Give only the number of lines in the records that include the string "colors".

— begin —

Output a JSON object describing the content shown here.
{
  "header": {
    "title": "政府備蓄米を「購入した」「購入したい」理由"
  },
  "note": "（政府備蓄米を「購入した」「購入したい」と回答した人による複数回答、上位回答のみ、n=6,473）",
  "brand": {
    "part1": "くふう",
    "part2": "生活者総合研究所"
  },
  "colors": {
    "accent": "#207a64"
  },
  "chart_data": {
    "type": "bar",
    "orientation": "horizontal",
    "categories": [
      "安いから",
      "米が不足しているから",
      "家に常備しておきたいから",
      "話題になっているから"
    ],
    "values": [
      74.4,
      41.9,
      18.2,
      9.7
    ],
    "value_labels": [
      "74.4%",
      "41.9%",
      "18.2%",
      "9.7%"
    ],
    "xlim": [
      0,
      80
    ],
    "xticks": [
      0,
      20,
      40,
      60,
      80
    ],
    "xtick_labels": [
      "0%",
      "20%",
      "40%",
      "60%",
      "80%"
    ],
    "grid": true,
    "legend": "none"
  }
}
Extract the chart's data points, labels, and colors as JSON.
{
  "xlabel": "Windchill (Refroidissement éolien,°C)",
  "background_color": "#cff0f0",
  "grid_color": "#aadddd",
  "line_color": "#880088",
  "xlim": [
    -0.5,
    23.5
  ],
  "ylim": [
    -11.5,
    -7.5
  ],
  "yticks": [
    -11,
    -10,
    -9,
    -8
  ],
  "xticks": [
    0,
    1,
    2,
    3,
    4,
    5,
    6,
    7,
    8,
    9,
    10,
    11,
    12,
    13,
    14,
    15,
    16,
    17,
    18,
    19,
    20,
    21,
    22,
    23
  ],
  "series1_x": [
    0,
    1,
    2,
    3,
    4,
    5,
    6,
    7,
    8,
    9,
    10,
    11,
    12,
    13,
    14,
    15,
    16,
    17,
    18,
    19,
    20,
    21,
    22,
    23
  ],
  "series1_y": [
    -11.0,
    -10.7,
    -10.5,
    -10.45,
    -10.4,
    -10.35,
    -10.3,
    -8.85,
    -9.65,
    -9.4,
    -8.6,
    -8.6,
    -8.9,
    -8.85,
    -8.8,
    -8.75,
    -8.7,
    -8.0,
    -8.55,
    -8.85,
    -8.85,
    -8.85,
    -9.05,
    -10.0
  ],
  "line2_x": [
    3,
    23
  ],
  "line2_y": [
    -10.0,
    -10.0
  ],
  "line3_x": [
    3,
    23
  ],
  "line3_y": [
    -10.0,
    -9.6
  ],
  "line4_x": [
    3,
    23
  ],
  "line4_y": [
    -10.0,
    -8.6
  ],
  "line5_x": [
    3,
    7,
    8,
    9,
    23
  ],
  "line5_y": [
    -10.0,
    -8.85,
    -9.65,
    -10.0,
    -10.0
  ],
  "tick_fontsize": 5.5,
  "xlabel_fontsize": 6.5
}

— end —

■ RESPONSE
2